** BEGIN Data lines **

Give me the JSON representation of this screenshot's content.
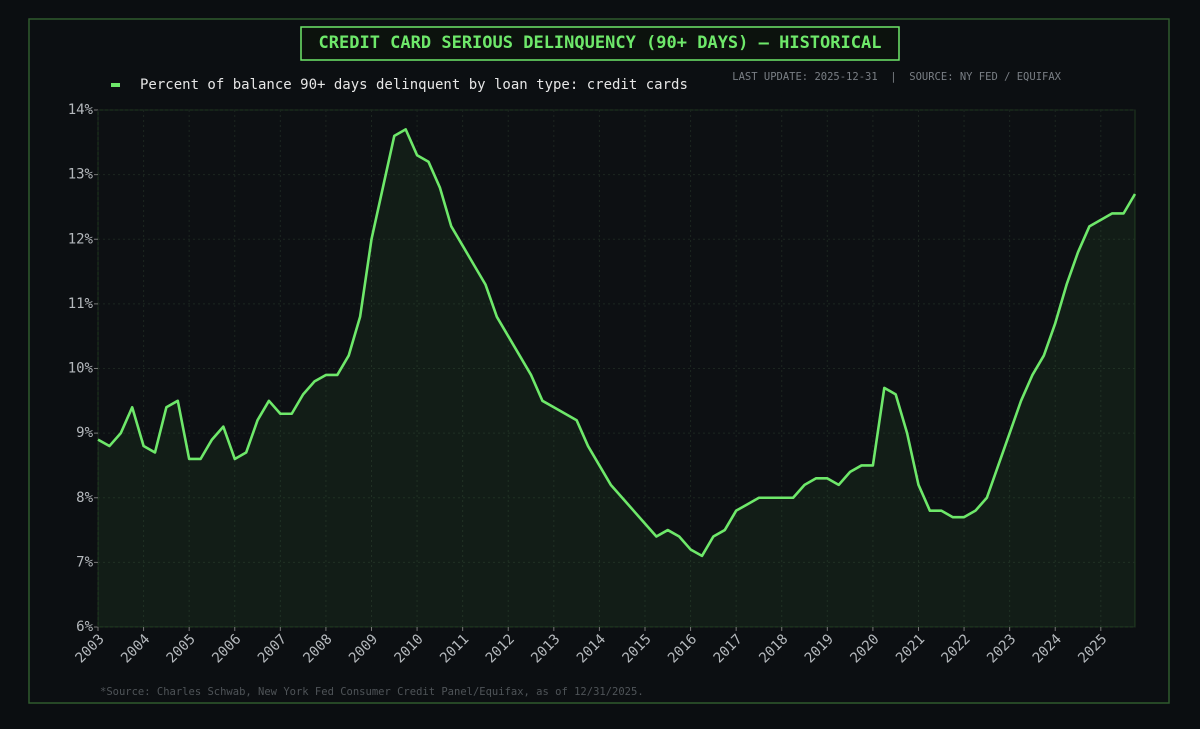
{
  "chart_data": {
    "type": "line",
    "title": "CREDIT CARD SERIOUS DELINQUENCY (90+ DAYS) — HISTORICAL",
    "subtitle": "LAST UPDATE: 2025-12-31  |  SOURCE: NY FED / EQUIFAX",
    "footnote": "*Source: Charles Schwab, New York Fed Consumer Credit Panel/Equifax, as of 12/31/2025.",
    "x": [
      2003,
      2003.25,
      2003.5,
      2003.75,
      2004,
      2004.25,
      2004.5,
      2004.75,
      2005,
      2005.25,
      2005.5,
      2005.75,
      2006,
      2006.25,
      2006.5,
      2006.75,
      2007,
      2007.25,
      2007.5,
      2007.75,
      2008,
      2008.25,
      2008.5,
      2008.75,
      2009,
      2009.25,
      2009.5,
      2009.75,
      2010,
      2010.25,
      2010.5,
      2010.75,
      2011,
      2011.25,
      2011.5,
      2011.75,
      2012,
      2012.25,
      2012.5,
      2012.75,
      2013,
      2013.25,
      2013.5,
      2013.75,
      2014,
      2014.25,
      2014.5,
      2014.75,
      2015,
      2015.25,
      2015.5,
      2015.75,
      2016,
      2016.25,
      2016.5,
      2016.75,
      2017,
      2017.25,
      2017.5,
      2017.75,
      2018,
      2018.25,
      2018.5,
      2018.75,
      2019,
      2019.25,
      2019.5,
      2019.75,
      2020,
      2020.25,
      2020.5,
      2020.75,
      2021,
      2021.25,
      2021.5,
      2021.75,
      2022,
      2022.25,
      2022.5,
      2022.75,
      2023,
      2023.25,
      2023.5,
      2023.75,
      2024,
      2024.25,
      2024.5,
      2024.75,
      2025,
      2025.25,
      2025.5,
      2025.75
    ],
    "series": [
      {
        "name": "Percent of balance 90+ days delinquent by loan type: credit cards",
        "color": "#6ee86a",
        "values": [
          8.9,
          8.8,
          9.0,
          9.4,
          8.8,
          8.7,
          9.4,
          9.5,
          8.6,
          8.6,
          8.9,
          9.1,
          8.6,
          8.7,
          9.2,
          9.5,
          9.3,
          9.3,
          9.6,
          9.8,
          9.9,
          9.9,
          10.2,
          10.8,
          12.0,
          12.8,
          13.6,
          13.7,
          13.3,
          13.2,
          12.8,
          12.2,
          11.9,
          11.6,
          11.3,
          10.8,
          10.5,
          10.2,
          9.9,
          9.5,
          9.4,
          9.3,
          9.2,
          8.8,
          8.5,
          8.2,
          8.0,
          7.8,
          7.6,
          7.4,
          7.5,
          7.4,
          7.2,
          7.1,
          7.4,
          7.5,
          7.8,
          7.9,
          8.0,
          8.0,
          8.0,
          8.0,
          8.2,
          8.3,
          8.3,
          8.2,
          8.4,
          8.5,
          8.5,
          9.7,
          9.6,
          9.0,
          8.2,
          7.8,
          7.8,
          7.7,
          7.7,
          7.8,
          8.0,
          8.5,
          9.0,
          9.5,
          9.9,
          10.2,
          10.7,
          11.3,
          11.8,
          12.2,
          12.3,
          12.4,
          12.4,
          12.7
        ]
      }
    ],
    "xlim": [
      2003,
      2025.75
    ],
    "xticks": [
      2003,
      2004,
      2005,
      2006,
      2007,
      2008,
      2009,
      2010,
      2011,
      2012,
      2013,
      2014,
      2015,
      2016,
      2017,
      2018,
      2019,
      2020,
      2021,
      2022,
      2023,
      2024,
      2025
    ],
    "ylim": [
      6,
      14
    ],
    "yticks": [
      {
        "value": 6,
        "label": "6%"
      },
      {
        "value": 7,
        "label": "7%"
      },
      {
        "value": 8,
        "label": "8%"
      },
      {
        "value": 9,
        "label": "9%"
      },
      {
        "value": 10,
        "label": "10%"
      },
      {
        "value": 11,
        "label": "11%"
      },
      {
        "value": 12,
        "label": "12%"
      },
      {
        "value": 13,
        "label": "13%"
      },
      {
        "value": 14,
        "label": "14%"
      }
    ],
    "grid": true
  }
}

** END Data lines **

*Work to do*
The records above are to be reproduced exactly; the pictures are to be left out.

*Answer*
Give me the JSON representation of this screenshot's content.
{
  "chart_data": {
    "type": "line",
    "title": "CREDIT CARD SERIOUS DELINQUENCY (90+ DAYS) — HISTORICAL",
    "subtitle": "LAST UPDATE: 2025-12-31  |  SOURCE: NY FED / EQUIFAX",
    "footnote": "*Source: Charles Schwab, New York Fed Consumer Credit Panel/Equifax, as of 12/31/2025.",
    "x": [
      2003,
      2003.25,
      2003.5,
      2003.75,
      2004,
      2004.25,
      2004.5,
      2004.75,
      2005,
      2005.25,
      2005.5,
      2005.75,
      2006,
      2006.25,
      2006.5,
      2006.75,
      2007,
      2007.25,
      2007.5,
      2007.75,
      2008,
      2008.25,
      2008.5,
      2008.75,
      2009,
      2009.25,
      2009.5,
      2009.75,
      2010,
      2010.25,
      2010.5,
      2010.75,
      2011,
      2011.25,
      2011.5,
      2011.75,
      2012,
      2012.25,
      2012.5,
      2012.75,
      2013,
      2013.25,
      2013.5,
      2013.75,
      2014,
      2014.25,
      2014.5,
      2014.75,
      2015,
      2015.25,
      2015.5,
      2015.75,
      2016,
      2016.25,
      2016.5,
      2016.75,
      2017,
      2017.25,
      2017.5,
      2017.75,
      2018,
      2018.25,
      2018.5,
      2018.75,
      2019,
      2019.25,
      2019.5,
      2019.75,
      2020,
      2020.25,
      2020.5,
      2020.75,
      2021,
      2021.25,
      2021.5,
      2021.75,
      2022,
      2022.25,
      2022.5,
      2022.75,
      2023,
      2023.25,
      2023.5,
      2023.75,
      2024,
      2024.25,
      2024.5,
      2024.75,
      2025,
      2025.25,
      2025.5,
      2025.75
    ],
    "series": [
      {
        "name": "Percent of balance 90+ days delinquent by loan type: credit cards",
        "color": "#6ee86a",
        "values": [
          8.9,
          8.8,
          9.0,
          9.4,
          8.8,
          8.7,
          9.4,
          9.5,
          8.6,
          8.6,
          8.9,
          9.1,
          8.6,
          8.7,
          9.2,
          9.5,
          9.3,
          9.3,
          9.6,
          9.8,
          9.9,
          9.9,
          10.2,
          10.8,
          12.0,
          12.8,
          13.6,
          13.7,
          13.3,
          13.2,
          12.8,
          12.2,
          11.9,
          11.6,
          11.3,
          10.8,
          10.5,
          10.2,
          9.9,
          9.5,
          9.4,
          9.3,
          9.2,
          8.8,
          8.5,
          8.2,
          8.0,
          7.8,
          7.6,
          7.4,
          7.5,
          7.4,
          7.2,
          7.1,
          7.4,
          7.5,
          7.8,
          7.9,
          8.0,
          8.0,
          8.0,
          8.0,
          8.2,
          8.3,
          8.3,
          8.2,
          8.4,
          8.5,
          8.5,
          9.7,
          9.6,
          9.0,
          8.2,
          7.8,
          7.8,
          7.7,
          7.7,
          7.8,
          8.0,
          8.5,
          9.0,
          9.5,
          9.9,
          10.2,
          10.7,
          11.3,
          11.8,
          12.2,
          12.3,
          12.4,
          12.4,
          12.7
        ]
      }
    ],
    "xlim": [
      2003,
      2025.75
    ],
    "xticks": [
      2003,
      2004,
      2005,
      2006,
      2007,
      2008,
      2009,
      2010,
      2011,
      2012,
      2013,
      2014,
      2015,
      2016,
      2017,
      2018,
      2019,
      2020,
      2021,
      2022,
      2023,
      2024,
      2025
    ],
    "ylim": [
      6,
      14
    ],
    "yticks": [
      {
        "value": 6,
        "label": "6%"
      },
      {
        "value": 7,
        "label": "7%"
      },
      {
        "value": 8,
        "label": "8%"
      },
      {
        "value": 9,
        "label": "9%"
      },
      {
        "value": 10,
        "label": "10%"
      },
      {
        "value": 11,
        "label": "11%"
      },
      {
        "value": 12,
        "label": "12%"
      },
      {
        "value": 13,
        "label": "13%"
      },
      {
        "value": 14,
        "label": "14%"
      }
    ],
    "grid": true
  }
}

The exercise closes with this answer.